* BEGIN *

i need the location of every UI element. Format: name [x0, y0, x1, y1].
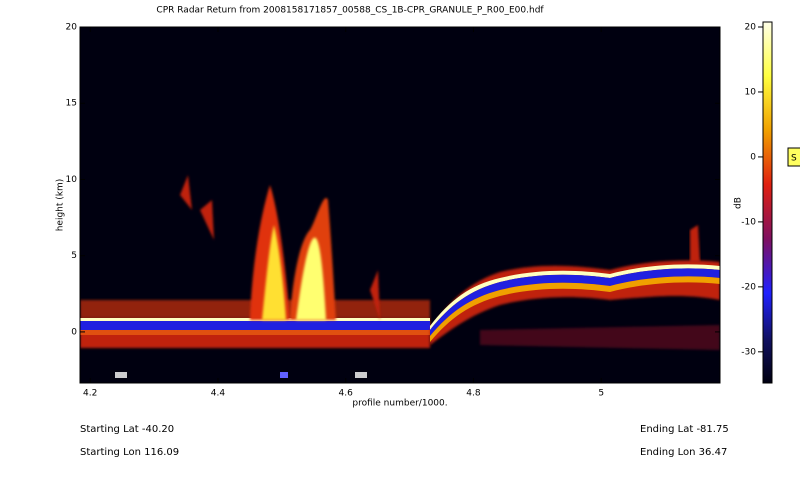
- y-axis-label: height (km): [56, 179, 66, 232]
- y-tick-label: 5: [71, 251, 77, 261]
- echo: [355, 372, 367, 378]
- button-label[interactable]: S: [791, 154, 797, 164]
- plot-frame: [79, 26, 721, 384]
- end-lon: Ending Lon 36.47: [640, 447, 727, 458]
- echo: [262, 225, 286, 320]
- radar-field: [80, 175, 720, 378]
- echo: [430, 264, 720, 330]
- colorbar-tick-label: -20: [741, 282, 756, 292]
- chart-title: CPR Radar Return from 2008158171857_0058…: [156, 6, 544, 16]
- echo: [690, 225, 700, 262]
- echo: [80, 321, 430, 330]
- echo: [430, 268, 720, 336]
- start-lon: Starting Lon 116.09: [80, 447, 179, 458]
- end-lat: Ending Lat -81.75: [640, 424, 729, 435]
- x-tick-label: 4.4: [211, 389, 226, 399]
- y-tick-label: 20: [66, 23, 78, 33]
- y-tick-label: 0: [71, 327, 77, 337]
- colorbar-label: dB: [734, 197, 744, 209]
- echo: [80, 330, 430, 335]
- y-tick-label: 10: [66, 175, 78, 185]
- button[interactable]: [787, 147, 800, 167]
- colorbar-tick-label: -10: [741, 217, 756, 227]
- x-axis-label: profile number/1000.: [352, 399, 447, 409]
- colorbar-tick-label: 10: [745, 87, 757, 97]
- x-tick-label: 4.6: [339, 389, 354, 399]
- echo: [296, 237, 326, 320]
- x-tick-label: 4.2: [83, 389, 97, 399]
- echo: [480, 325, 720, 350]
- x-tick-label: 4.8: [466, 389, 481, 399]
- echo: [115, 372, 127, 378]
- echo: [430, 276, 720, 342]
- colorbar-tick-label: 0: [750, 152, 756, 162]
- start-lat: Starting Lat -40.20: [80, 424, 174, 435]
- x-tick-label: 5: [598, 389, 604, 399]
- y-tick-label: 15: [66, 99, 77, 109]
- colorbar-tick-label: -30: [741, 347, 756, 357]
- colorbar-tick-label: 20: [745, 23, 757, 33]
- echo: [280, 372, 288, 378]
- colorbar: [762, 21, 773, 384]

* END *

* TO BE DONE
Collect every row above that contains the word "Ending" and copy each one in full.

* WORKED ANSWER
- end-lon: Ending Lon 36.47: [640, 447, 727, 458]
- end-lat: Ending Lat -81.75: [640, 424, 729, 435]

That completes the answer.